Exercise details ▸
Return all of the entries exactly as written.
** Start **
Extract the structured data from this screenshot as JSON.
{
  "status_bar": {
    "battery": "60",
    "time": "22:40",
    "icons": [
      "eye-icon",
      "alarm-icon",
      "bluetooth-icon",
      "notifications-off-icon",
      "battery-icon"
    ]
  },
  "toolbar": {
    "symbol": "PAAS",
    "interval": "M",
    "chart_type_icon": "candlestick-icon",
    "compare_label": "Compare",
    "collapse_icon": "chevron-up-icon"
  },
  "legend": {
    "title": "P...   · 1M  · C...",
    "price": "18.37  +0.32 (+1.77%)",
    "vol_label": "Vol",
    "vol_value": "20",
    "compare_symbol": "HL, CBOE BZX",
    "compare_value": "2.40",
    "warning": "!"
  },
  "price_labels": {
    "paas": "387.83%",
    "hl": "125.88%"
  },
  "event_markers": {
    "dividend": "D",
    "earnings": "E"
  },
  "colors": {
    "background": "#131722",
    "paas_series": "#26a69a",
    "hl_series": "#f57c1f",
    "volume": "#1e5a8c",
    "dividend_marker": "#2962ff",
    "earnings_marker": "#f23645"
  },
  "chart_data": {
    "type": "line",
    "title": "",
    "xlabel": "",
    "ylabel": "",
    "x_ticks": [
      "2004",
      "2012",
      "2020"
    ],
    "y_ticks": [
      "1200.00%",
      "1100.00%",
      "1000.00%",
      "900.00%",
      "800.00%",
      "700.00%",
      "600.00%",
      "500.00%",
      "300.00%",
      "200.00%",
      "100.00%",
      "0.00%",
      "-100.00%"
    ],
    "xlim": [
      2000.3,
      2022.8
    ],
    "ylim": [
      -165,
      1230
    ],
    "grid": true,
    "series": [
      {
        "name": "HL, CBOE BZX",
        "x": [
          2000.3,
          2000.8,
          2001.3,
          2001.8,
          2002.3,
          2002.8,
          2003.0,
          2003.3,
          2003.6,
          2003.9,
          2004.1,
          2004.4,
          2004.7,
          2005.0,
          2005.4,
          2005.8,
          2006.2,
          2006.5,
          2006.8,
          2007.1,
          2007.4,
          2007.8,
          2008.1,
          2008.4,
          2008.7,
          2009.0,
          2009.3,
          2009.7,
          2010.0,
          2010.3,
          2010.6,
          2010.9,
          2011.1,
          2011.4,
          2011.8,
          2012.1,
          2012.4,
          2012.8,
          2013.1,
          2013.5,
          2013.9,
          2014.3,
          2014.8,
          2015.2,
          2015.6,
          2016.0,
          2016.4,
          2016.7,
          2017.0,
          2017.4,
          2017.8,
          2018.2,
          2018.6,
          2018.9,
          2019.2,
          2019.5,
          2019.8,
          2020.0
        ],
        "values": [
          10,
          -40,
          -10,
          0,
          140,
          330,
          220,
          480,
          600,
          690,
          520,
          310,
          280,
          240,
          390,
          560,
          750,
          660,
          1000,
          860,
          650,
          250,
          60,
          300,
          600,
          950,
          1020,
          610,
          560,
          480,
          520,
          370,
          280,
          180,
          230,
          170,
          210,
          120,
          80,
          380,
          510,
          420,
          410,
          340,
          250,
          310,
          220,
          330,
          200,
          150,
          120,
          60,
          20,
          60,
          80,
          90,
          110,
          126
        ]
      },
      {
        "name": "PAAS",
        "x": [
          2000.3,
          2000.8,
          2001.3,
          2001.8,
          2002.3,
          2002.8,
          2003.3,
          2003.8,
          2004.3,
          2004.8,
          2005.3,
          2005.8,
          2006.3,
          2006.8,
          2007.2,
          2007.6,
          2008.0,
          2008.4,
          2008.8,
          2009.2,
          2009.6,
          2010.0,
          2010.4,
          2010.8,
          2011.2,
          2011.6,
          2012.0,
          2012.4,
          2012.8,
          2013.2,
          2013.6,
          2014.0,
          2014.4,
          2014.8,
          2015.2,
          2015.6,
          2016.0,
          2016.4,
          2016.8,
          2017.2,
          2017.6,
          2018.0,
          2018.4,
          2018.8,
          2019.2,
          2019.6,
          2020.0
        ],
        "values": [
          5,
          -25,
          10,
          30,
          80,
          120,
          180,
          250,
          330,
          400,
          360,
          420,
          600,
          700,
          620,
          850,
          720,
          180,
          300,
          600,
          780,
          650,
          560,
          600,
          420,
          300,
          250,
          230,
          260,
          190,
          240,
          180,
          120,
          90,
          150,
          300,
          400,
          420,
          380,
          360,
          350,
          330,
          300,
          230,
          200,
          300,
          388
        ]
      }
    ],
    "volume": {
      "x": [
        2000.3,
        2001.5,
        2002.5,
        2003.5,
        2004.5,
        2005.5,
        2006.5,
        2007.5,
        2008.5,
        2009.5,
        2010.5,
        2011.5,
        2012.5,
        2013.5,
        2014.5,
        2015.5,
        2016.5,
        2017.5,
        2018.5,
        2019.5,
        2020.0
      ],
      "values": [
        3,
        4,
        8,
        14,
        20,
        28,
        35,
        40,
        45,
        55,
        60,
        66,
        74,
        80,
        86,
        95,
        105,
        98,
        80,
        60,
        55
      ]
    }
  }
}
** End **
Answer to the problem ▸
Extract the structured data from this screenshot as JSON.
{
  "status_bar": {
    "battery": "60",
    "time": "22:40",
    "icons": [
      "eye-icon",
      "alarm-icon",
      "bluetooth-icon",
      "notifications-off-icon",
      "battery-icon"
    ]
  },
  "toolbar": {
    "symbol": "PAAS",
    "interval": "M",
    "chart_type_icon": "candlestick-icon",
    "compare_label": "Compare",
    "collapse_icon": "chevron-up-icon"
  },
  "legend": {
    "title": "P...   · 1M  · C...",
    "price": "18.37  +0.32 (+1.77%)",
    "vol_label": "Vol",
    "vol_value": "20",
    "compare_symbol": "HL, CBOE BZX",
    "compare_value": "2.40",
    "warning": "!"
  },
  "price_labels": {
    "paas": "387.83%",
    "hl": "125.88%"
  },
  "event_markers": {
    "dividend": "D",
    "earnings": "E"
  },
  "colors": {
    "background": "#131722",
    "paas_series": "#26a69a",
    "hl_series": "#f57c1f",
    "volume": "#1e5a8c",
    "dividend_marker": "#2962ff",
    "earnings_marker": "#f23645"
  },
  "chart_data": {
    "type": "line",
    "title": "",
    "xlabel": "",
    "ylabel": "",
    "x_ticks": [
      "2004",
      "2012",
      "2020"
    ],
    "y_ticks": [
      "1200.00%",
      "1100.00%",
      "1000.00%",
      "900.00%",
      "800.00%",
      "700.00%",
      "600.00%",
      "500.00%",
      "300.00%",
      "200.00%",
      "100.00%",
      "0.00%",
      "-100.00%"
    ],
    "xlim": [
      2000.3,
      2022.8
    ],
    "ylim": [
      -165,
      1230
    ],
    "grid": true,
    "series": [
      {
        "name": "HL, CBOE BZX",
        "x": [
          2000.3,
          2000.8,
          2001.3,
          2001.8,
          2002.3,
          2002.8,
          2003.0,
          2003.3,
          2003.6,
          2003.9,
          2004.1,
          2004.4,
          2004.7,
          2005.0,
          2005.4,
          2005.8,
          2006.2,
          2006.5,
          2006.8,
          2007.1,
          2007.4,
          2007.8,
          2008.1,
          2008.4,
          2008.7,
          2009.0,
          2009.3,
          2009.7,
          2010.0,
          2010.3,
          2010.6,
          2010.9,
          2011.1,
          2011.4,
          2011.8,
          2012.1,
          2012.4,
          2012.8,
          2013.1,
          2013.5,
          2013.9,
          2014.3,
          2014.8,
          2015.2,
          2015.6,
          2016.0,
          2016.4,
          2016.7,
          2017.0,
          2017.4,
          2017.8,
          2018.2,
          2018.6,
          2018.9,
          2019.2,
          2019.5,
          2019.8,
          2020.0
        ],
        "values": [
          10,
          -40,
          -10,
          0,
          140,
          330,
          220,
          480,
          600,
          690,
          520,
          310,
          280,
          240,
          390,
          560,
          750,
          660,
          1000,
          860,
          650,
          250,
          60,
          300,
          600,
          950,
          1020,
          610,
          560,
          480,
          520,
          370,
          280,
          180,
          230,
          170,
          210,
          120,
          80,
          380,
          510,
          420,
          410,
          340,
          250,
          310,
          220,
          330,
          200,
          150,
          120,
          60,
          20,
          60,
          80,
          90,
          110,
          126
        ]
      },
      {
        "name": "PAAS",
        "x": [
          2000.3,
          2000.8,
          2001.3,
          2001.8,
          2002.3,
          2002.8,
          2003.3,
          2003.8,
          2004.3,
          2004.8,
          2005.3,
          2005.8,
          2006.3,
          2006.8,
          2007.2,
          2007.6,
          2008.0,
          2008.4,
          2008.8,
          2009.2,
          2009.6,
          2010.0,
          2010.4,
          2010.8,
          2011.2,
          2011.6,
          2012.0,
          2012.4,
          2012.8,
          2013.2,
          2013.6,
          2014.0,
          2014.4,
          2014.8,
          2015.2,
          2015.6,
          2016.0,
          2016.4,
          2016.8,
          2017.2,
          2017.6,
          2018.0,
          2018.4,
          2018.8,
          2019.2,
          2019.6,
          2020.0
        ],
        "values": [
          5,
          -25,
          10,
          30,
          80,
          120,
          180,
          250,
          330,
          400,
          360,
          420,
          600,
          700,
          620,
          850,
          720,
          180,
          300,
          600,
          780,
          650,
          560,
          600,
          420,
          300,
          250,
          230,
          260,
          190,
          240,
          180,
          120,
          90,
          150,
          300,
          400,
          420,
          380,
          360,
          350,
          330,
          300,
          230,
          200,
          300,
          388
        ]
      }
    ],
    "volume": {
      "x": [
        2000.3,
        2001.5,
        2002.5,
        2003.5,
        2004.5,
        2005.5,
        2006.5,
        2007.5,
        2008.5,
        2009.5,
        2010.5,
        2011.5,
        2012.5,
        2013.5,
        2014.5,
        2015.5,
        2016.5,
        2017.5,
        2018.5,
        2019.5,
        2020.0
      ],
      "values": [
        3,
        4,
        8,
        14,
        20,
        28,
        35,
        40,
        45,
        55,
        60,
        66,
        74,
        80,
        86,
        95,
        105,
        98,
        80,
        60,
        55
      ]
    }
  }
}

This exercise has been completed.